* **Stored data entries**:
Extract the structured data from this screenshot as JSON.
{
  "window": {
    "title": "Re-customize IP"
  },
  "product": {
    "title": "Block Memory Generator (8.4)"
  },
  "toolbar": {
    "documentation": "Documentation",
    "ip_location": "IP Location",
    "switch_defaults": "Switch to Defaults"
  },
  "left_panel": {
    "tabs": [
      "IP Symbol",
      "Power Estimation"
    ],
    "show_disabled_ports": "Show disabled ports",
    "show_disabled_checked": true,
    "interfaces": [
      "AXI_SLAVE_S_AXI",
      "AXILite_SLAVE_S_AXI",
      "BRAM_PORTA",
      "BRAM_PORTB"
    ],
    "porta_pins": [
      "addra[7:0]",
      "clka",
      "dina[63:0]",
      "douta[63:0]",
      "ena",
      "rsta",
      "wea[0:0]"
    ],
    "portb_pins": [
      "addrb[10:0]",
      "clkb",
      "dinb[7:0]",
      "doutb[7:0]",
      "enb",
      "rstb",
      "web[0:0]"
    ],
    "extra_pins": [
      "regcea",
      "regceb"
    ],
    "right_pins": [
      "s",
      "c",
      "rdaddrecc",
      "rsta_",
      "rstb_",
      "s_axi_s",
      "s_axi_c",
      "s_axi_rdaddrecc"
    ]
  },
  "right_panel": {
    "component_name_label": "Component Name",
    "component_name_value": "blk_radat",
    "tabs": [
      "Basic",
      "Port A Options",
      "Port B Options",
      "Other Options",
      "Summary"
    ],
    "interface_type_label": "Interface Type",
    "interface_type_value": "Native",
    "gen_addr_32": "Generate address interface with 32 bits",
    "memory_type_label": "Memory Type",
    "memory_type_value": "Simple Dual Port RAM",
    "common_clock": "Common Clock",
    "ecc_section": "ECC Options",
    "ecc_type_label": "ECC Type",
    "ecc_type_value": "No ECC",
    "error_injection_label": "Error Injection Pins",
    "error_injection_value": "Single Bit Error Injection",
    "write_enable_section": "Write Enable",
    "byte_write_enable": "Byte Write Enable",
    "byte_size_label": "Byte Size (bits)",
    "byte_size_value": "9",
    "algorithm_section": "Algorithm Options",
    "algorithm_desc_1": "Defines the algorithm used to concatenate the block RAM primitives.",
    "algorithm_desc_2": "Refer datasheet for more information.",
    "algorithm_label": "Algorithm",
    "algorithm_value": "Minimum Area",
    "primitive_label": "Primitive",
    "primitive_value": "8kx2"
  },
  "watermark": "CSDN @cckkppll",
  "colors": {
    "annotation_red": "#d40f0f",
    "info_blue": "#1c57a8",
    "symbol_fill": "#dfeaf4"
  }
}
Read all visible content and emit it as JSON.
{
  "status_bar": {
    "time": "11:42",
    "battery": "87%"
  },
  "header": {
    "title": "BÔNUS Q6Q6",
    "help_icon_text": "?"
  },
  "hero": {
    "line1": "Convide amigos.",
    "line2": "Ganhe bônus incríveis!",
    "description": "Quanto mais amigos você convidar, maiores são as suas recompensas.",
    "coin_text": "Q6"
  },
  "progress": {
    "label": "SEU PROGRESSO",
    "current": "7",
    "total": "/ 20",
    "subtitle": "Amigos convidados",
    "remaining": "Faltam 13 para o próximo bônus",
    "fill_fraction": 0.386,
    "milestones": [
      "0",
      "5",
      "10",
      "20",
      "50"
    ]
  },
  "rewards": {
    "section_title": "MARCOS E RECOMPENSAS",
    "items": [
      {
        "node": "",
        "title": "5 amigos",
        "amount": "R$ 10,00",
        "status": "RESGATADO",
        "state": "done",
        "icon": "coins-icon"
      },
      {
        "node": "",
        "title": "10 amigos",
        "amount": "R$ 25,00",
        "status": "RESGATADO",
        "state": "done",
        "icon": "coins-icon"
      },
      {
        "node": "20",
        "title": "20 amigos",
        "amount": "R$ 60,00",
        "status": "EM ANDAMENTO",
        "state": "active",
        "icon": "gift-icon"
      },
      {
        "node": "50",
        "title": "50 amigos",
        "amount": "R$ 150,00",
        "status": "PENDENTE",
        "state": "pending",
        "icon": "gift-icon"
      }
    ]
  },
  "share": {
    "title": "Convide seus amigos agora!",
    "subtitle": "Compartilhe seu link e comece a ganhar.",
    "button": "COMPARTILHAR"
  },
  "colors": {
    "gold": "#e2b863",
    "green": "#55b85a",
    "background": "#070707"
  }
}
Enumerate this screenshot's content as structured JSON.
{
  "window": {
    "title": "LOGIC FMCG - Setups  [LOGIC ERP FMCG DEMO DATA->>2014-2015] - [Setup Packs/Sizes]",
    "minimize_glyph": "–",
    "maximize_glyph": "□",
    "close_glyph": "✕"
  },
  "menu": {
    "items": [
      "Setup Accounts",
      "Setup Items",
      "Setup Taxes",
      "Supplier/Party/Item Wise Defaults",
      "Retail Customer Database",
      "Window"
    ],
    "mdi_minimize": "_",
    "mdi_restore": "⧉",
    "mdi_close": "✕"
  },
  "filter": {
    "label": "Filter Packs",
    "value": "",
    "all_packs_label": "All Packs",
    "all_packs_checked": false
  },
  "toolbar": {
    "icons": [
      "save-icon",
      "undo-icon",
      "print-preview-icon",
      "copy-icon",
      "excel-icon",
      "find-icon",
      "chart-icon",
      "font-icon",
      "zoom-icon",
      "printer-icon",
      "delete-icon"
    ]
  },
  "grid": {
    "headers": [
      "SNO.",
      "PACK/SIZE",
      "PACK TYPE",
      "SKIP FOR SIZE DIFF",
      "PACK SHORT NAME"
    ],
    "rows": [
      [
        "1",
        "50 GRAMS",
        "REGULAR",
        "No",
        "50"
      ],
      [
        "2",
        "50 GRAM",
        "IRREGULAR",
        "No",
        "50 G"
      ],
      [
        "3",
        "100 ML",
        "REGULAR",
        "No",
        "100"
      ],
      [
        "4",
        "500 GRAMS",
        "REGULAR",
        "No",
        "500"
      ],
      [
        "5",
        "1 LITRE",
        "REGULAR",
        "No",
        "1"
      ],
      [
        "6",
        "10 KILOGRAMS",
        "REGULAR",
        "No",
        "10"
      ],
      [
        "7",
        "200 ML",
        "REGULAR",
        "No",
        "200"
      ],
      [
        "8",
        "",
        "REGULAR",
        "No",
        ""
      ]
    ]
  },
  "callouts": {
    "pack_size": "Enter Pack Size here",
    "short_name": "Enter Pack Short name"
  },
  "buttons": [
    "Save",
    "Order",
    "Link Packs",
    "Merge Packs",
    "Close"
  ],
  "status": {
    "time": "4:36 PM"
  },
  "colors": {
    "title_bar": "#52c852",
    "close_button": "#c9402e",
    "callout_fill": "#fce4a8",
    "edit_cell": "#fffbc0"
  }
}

* **Task brief**:
Reproduce all data above, unchanged.

* **Task result**:
Extract the structured data from this screenshot as JSON.
{
  "window": {
    "title": "Re-customize IP"
  },
  "product": {
    "title": "Block Memory Generator (8.4)"
  },
  "toolbar": {
    "documentation": "Documentation",
    "ip_location": "IP Location",
    "switch_defaults": "Switch to Defaults"
  },
  "left_panel": {
    "tabs": [
      "IP Symbol",
      "Power Estimation"
    ],
    "show_disabled_ports": "Show disabled ports",
    "show_disabled_checked": true,
    "interfaces": [
      "AXI_SLAVE_S_AXI",
      "AXILite_SLAVE_S_AXI",
      "BRAM_PORTA",
      "BRAM_PORTB"
    ],
    "porta_pins": [
      "addra[7:0]",
      "clka",
      "dina[63:0]",
      "douta[63:0]",
      "ena",
      "rsta",
      "wea[0:0]"
    ],
    "portb_pins": [
      "addrb[10:0]",
      "clkb",
      "dinb[7:0]",
      "doutb[7:0]",
      "enb",
      "rstb",
      "web[0:0]"
    ],
    "extra_pins": [
      "regcea",
      "regceb"
    ],
    "right_pins": [
      "s",
      "c",
      "rdaddrecc",
      "rsta_",
      "rstb_",
      "s_axi_s",
      "s_axi_c",
      "s_axi_rdaddrecc"
    ]
  },
  "right_panel": {
    "component_name_label": "Component Name",
    "component_name_value": "blk_radat",
    "tabs": [
      "Basic",
      "Port A Options",
      "Port B Options",
      "Other Options",
      "Summary"
    ],
    "interface_type_label": "Interface Type",
    "interface_type_value": "Native",
    "gen_addr_32": "Generate address interface with 32 bits",
    "memory_type_label": "Memory Type",
    "memory_type_value": "Simple Dual Port RAM",
    "common_clock": "Common Clock",
    "ecc_section": "ECC Options",
    "ecc_type_label": "ECC Type",
    "ecc_type_value": "No ECC",
    "error_injection_label": "Error Injection Pins",
    "error_injection_value": "Single Bit Error Injection",
    "write_enable_section": "Write Enable",
    "byte_write_enable": "Byte Write Enable",
    "byte_size_label": "Byte Size (bits)",
    "byte_size_value": "9",
    "algorithm_section": "Algorithm Options",
    "algorithm_desc_1": "Defines the algorithm used to concatenate the block RAM primitives.",
    "algorithm_desc_2": "Refer datasheet for more information.",
    "algorithm_label": "Algorithm",
    "algorithm_value": "Minimum Area",
    "primitive_label": "Primitive",
    "primitive_value": "8kx2"
  },
  "watermark": "CSDN @cckkppll",
  "colors": {
    "annotation_red": "#d40f0f",
    "info_blue": "#1c57a8",
    "symbol_fill": "#dfeaf4"
  }
}
Read all visible content and emit it as JSON.
{
  "status_bar": {
    "time": "11:42",
    "battery": "87%"
  },
  "header": {
    "title": "BÔNUS Q6Q6",
    "help_icon_text": "?"
  },
  "hero": {
    "line1": "Convide amigos.",
    "line2": "Ganhe bônus incríveis!",
    "description": "Quanto mais amigos você convidar, maiores são as suas recompensas.",
    "coin_text": "Q6"
  },
  "progress": {
    "label": "SEU PROGRESSO",
    "current": "7",
    "total": "/ 20",
    "subtitle": "Amigos convidados",
    "remaining": "Faltam 13 para o próximo bônus",
    "fill_fraction": 0.386,
    "milestones": [
      "0",
      "5",
      "10",
      "20",
      "50"
    ]
  },
  "rewards": {
    "section_title": "MARCOS E RECOMPENSAS",
    "items": [
      {
        "node": "",
        "title": "5 amigos",
        "amount": "R$ 10,00",
        "status": "RESGATADO",
        "state": "done",
        "icon": "coins-icon"
      },
      {
        "node": "",
        "title": "10 amigos",
        "amount": "R$ 25,00",
        "status": "RESGATADO",
        "state": "done",
        "icon": "coins-icon"
      },
      {
        "node": "20",
        "title": "20 amigos",
        "amount": "R$ 60,00",
        "status": "EM ANDAMENTO",
        "state": "active",
        "icon": "gift-icon"
      },
      {
        "node": "50",
        "title": "50 amigos",
        "amount": "R$ 150,00",
        "status": "PENDENTE",
        "state": "pending",
        "icon": "gift-icon"
      }
    ]
  },
  "share": {
    "title": "Convide seus amigos agora!",
    "subtitle": "Compartilhe seu link e comece a ganhar.",
    "button": "COMPARTILHAR"
  },
  "colors": {
    "gold": "#e2b863",
    "green": "#55b85a",
    "background": "#070707"
  }
}
Enumerate this screenshot's content as structured JSON.
{
  "window": {
    "title": "LOGIC FMCG - Setups  [LOGIC ERP FMCG DEMO DATA->>2014-2015] - [Setup Packs/Sizes]",
    "minimize_glyph": "–",
    "maximize_glyph": "□",
    "close_glyph": "✕"
  },
  "menu": {
    "items": [
      "Setup Accounts",
      "Setup Items",
      "Setup Taxes",
      "Supplier/Party/Item Wise Defaults",
      "Retail Customer Database",
      "Window"
    ],
    "mdi_minimize": "_",
    "mdi_restore": "⧉",
    "mdi_close": "✕"
  },
  "filter": {
    "label": "Filter Packs",
    "value": "",
    "all_packs_label": "All Packs",
    "all_packs_checked": false
  },
  "toolbar": {
    "icons": [
      "save-icon",
      "undo-icon",
      "print-preview-icon",
      "copy-icon",
      "excel-icon",
      "find-icon",
      "chart-icon",
      "font-icon",
      "zoom-icon",
      "printer-icon",
      "delete-icon"
    ]
  },
  "grid": {
    "headers": [
      "SNO.",
      "PACK/SIZE",
      "PACK TYPE",
      "SKIP FOR SIZE DIFF",
      "PACK SHORT NAME"
    ],
    "rows": [
      [
        "1",
        "50 GRAMS",
        "REGULAR",
        "No",
        "50"
      ],
      [
        "2",
        "50 GRAM",
        "IRREGULAR",
        "No",
        "50 G"
      ],
      [
        "3",
        "100 ML",
        "REGULAR",
        "No",
        "100"
      ],
      [
        "4",
        "500 GRAMS",
        "REGULAR",
        "No",
        "500"
      ],
      [
        "5",
        "1 LITRE",
        "REGULAR",
        "No",
        "1"
      ],
      [
        "6",
        "10 KILOGRAMS",
        "REGULAR",
        "No",
        "10"
      ],
      [
        "7",
        "200 ML",
        "REGULAR",
        "No",
        "200"
      ],
      [
        "8",
        "",
        "REGULAR",
        "No",
        ""
      ]
    ]
  },
  "callouts": {
    "pack_size": "Enter Pack Size here",
    "short_name": "Enter Pack Short name"
  },
  "buttons": [
    "Save",
    "Order",
    "Link Packs",
    "Merge Packs",
    "Close"
  ],
  "status": {
    "time": "4:36 PM"
  },
  "colors": {
    "title_bar": "#52c852",
    "close_button": "#c9402e",
    "callout_fill": "#fce4a8",
    "edit_cell": "#fffbc0"
  }
}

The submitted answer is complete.